▶

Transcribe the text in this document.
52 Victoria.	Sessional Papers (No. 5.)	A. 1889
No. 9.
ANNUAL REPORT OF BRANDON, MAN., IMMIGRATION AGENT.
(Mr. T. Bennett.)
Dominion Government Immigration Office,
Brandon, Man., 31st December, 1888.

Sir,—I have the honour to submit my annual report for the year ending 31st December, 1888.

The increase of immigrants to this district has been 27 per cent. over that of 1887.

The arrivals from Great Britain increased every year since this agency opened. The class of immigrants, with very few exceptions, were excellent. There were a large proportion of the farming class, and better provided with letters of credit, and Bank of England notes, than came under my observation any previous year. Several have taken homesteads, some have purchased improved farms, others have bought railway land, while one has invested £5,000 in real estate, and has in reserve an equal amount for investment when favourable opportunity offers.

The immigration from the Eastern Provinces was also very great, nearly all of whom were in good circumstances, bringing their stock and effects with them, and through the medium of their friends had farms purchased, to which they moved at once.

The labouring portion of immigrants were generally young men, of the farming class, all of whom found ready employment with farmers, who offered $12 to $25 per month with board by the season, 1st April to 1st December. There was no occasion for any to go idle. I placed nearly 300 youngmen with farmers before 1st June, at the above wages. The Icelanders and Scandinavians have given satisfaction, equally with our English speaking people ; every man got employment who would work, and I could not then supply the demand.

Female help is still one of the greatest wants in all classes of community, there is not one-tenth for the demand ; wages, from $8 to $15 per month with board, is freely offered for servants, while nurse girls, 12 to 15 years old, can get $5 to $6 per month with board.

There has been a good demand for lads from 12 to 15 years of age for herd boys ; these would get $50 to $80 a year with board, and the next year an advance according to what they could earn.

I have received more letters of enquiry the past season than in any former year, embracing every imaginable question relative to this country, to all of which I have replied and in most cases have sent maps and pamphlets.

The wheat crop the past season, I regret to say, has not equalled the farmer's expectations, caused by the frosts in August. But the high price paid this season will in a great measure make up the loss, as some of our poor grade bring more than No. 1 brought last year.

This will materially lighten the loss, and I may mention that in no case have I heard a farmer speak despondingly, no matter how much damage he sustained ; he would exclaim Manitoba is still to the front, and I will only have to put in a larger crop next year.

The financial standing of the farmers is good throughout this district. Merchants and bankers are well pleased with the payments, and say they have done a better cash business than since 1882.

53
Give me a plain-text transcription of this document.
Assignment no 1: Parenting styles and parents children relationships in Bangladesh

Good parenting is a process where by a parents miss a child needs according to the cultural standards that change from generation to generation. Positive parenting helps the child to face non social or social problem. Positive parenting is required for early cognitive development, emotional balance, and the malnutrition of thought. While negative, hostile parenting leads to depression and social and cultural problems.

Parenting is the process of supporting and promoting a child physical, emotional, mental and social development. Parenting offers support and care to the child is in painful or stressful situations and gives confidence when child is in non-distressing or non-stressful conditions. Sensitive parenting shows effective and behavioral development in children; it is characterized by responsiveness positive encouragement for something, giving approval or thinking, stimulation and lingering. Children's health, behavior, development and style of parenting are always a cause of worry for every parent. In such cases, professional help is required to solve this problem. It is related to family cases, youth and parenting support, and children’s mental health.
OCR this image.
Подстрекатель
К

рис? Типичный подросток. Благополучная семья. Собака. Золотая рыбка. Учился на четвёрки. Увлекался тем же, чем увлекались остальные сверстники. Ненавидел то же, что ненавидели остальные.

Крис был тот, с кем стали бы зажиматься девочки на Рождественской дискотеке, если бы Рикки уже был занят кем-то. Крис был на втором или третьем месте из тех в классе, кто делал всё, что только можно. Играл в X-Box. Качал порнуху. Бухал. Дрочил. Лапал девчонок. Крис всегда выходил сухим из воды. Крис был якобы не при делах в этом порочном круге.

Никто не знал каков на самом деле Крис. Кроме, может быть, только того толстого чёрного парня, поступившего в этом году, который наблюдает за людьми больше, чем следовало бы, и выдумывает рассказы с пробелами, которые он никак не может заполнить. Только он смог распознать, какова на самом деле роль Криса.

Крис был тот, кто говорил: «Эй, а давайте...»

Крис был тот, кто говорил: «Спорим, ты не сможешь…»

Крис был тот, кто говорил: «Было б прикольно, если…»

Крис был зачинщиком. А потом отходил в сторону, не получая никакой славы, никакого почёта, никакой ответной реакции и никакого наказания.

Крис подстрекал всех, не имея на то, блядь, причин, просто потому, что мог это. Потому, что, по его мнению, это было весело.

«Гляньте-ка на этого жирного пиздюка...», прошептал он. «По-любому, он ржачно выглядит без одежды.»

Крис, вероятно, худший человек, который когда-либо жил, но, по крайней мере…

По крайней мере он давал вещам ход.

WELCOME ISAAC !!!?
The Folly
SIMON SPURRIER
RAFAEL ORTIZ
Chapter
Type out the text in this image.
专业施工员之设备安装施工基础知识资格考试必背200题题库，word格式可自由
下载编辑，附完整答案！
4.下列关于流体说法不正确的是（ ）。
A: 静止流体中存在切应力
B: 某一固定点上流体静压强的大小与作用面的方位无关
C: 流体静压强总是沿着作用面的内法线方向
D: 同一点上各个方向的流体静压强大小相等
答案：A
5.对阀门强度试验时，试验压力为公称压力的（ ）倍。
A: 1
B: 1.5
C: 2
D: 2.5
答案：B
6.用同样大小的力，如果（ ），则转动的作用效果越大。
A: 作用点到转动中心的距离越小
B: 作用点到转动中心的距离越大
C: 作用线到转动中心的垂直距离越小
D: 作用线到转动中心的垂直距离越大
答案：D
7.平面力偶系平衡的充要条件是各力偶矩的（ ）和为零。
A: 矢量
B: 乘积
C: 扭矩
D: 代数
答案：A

◀

Required task: Type out the full listing again, exactly as given.

Output:
Transcribe the text in this document.
52 Victoria.	Sessional Papers (No. 5.)	A. 1889
No. 9.
ANNUAL REPORT OF BRANDON, MAN., IMMIGRATION AGENT.
(Mr. T. Bennett.)
Dominion Government Immigration Office,
Brandon, Man., 31st December, 1888.

Sir,—I have the honour to submit my annual report for the year ending 31st December, 1888.

The increase of immigrants to this district has been 27 per cent. over that of 1887.

The arrivals from Great Britain increased every year since this agency opened. The class of immigrants, with very few exceptions, were excellent. There were a large proportion of the farming class, and better provided with letters of credit, and Bank of England notes, than came under my observation any previous year. Several have taken homesteads, some have purchased improved farms, others have bought railway land, while one has invested £5,000 in real estate, and has in reserve an equal amount for investment when favourable opportunity offers.

The immigration from the Eastern Provinces was also very great, nearly all of whom were in good circumstances, bringing their stock and effects with them, and through the medium of their friends had farms purchased, to which they moved at once.

The labouring portion of immigrants were generally young men, of the farming class, all of whom found ready employment with farmers, who offered $12 to $25 per month with board by the season, 1st April to 1st December. There was no occasion for any to go idle. I placed nearly 300 youngmen with farmers before 1st June, at the above wages. The Icelanders and Scandinavians have given satisfaction, equally with our English speaking people ; every man got employment who would work, and I could not then supply the demand.

Female help is still one of the greatest wants in all classes of community, there is not one-tenth for the demand ; wages, from $8 to $15 per month with board, is freely offered for servants, while nurse girls, 12 to 15 years old, can get $5 to $6 per month with board.

There has been a good demand for lads from 12 to 15 years of age for herd boys ; these would get $50 to $80 a year with board, and the next year an advance according to what they could earn.

I have received more letters of enquiry the past season than in any former year, embracing every imaginable question relative to this country, to all of which I have replied and in most cases have sent maps and pamphlets.

The wheat crop the past season, I regret to say, has not equalled the farmer's expectations, caused by the frosts in August. But the high price paid this season will in a great measure make up the loss, as some of our poor grade bring more than No. 1 brought last year.

This will materially lighten the loss, and I may mention that in no case have I heard a farmer speak despondingly, no matter how much damage he sustained ; he would exclaim Manitoba is still to the front, and I will only have to put in a larger crop next year.

The financial standing of the farmers is good throughout this district. Merchants and bankers are well pleased with the payments, and say they have done a better cash business than since 1882.

53
Give me a plain-text transcription of this document.
Assignment no 1: Parenting styles and parents children relationships in Bangladesh

Good parenting is a process where by a parents miss a child needs according to the cultural standards that change from generation to generation. Positive parenting helps the child to face non social or social problem. Positive parenting is required for early cognitive development, emotional balance, and the malnutrition of thought. While negative, hostile parenting leads to depression and social and cultural problems.

Parenting is the process of supporting and promoting a child physical, emotional, mental and social development. Parenting offers support and care to the child is in painful or stressful situations and gives confidence when child is in non-distressing or non-stressful conditions. Sensitive parenting shows effective and behavioral development in children; it is characterized by responsiveness positive encouragement for something, giving approval or thinking, stimulation and lingering. Children's health, behavior, development and style of parenting are always a cause of worry for every parent. In such cases, professional help is required to solve this problem. It is related to family cases, youth and parenting support, and children’s mental health.
OCR this image.
Подстрекатель
К

рис? Типичный подросток. Благополучная семья. Собака. Золотая рыбка. Учился на четвёрки. Увлекался тем же, чем увлекались остальные сверстники. Ненавидел то же, что ненавидели остальные.

Крис был тот, с кем стали бы зажиматься девочки на Рождественской дискотеке, если бы Рикки уже был занят кем-то. Крис был на втором или третьем месте из тех в классе, кто делал всё, что только можно. Играл в X-Box. Качал порнуху. Бухал. Дрочил. Лапал девчонок. Крис всегда выходил сухим из воды. Крис был якобы не при делах в этом порочном круге.

Никто не знал каков на самом деле Крис. Кроме, может быть, только того толстого чёрного парня, поступившего в этом году, который наблюдает за людьми больше, чем следовало бы, и выдумывает рассказы с пробелами, которые он никак не может заполнить. Только он смог распознать, какова на самом деле роль Криса.

Крис был тот, кто говорил: «Эй, а давайте...»

Крис был тот, кто говорил: «Спорим, ты не сможешь…»

Крис был тот, кто говорил: «Было б прикольно, если…»

Крис был зачинщиком. А потом отходил в сторону, не получая никакой славы, никакого почёта, никакой ответной реакции и никакого наказания.

Крис подстрекал всех, не имея на то, блядь, причин, просто потому, что мог это. Потому, что, по его мнению, это было весело.

«Гляньте-ка на этого жирного пиздюка...», прошептал он. «По-любому, он ржачно выглядит без одежды.»

Крис, вероятно, худший человек, который когда-либо жил, но, по крайней мере…

По крайней мере он давал вещам ход.

WELCOME ISAAC !!!?
The Folly
SIMON SPURRIER
RAFAEL ORTIZ
Chapter
Type out the text in this image.
专业施工员之设备安装施工基础知识资格考试必背200题题库，word格式可自由
下载编辑，附完整答案！
4.下列关于流体说法不正确的是（ ）。
A: 静止流体中存在切应力
B: 某一固定点上流体静压强的大小与作用面的方位无关
C: 流体静压强总是沿着作用面的内法线方向
D: 同一点上各个方向的流体静压强大小相等
答案：A
5.对阀门强度试验时，试验压力为公称压力的（ ）倍。
A: 1
B: 1.5
C: 2
D: 2.5
答案：B
6.用同样大小的力，如果（ ），则转动的作用效果越大。
A: 作用点到转动中心的距离越小
B: 作用点到转动中心的距离越大
C: 作用线到转动中心的垂直距离越小
D: 作用线到转动中心的垂直距离越大
答案：D
7.平面力偶系平衡的充要条件是各力偶矩的（ ）和为零。
A: 矢量
B: 乘积
C: 扭矩
D: 代数
答案：A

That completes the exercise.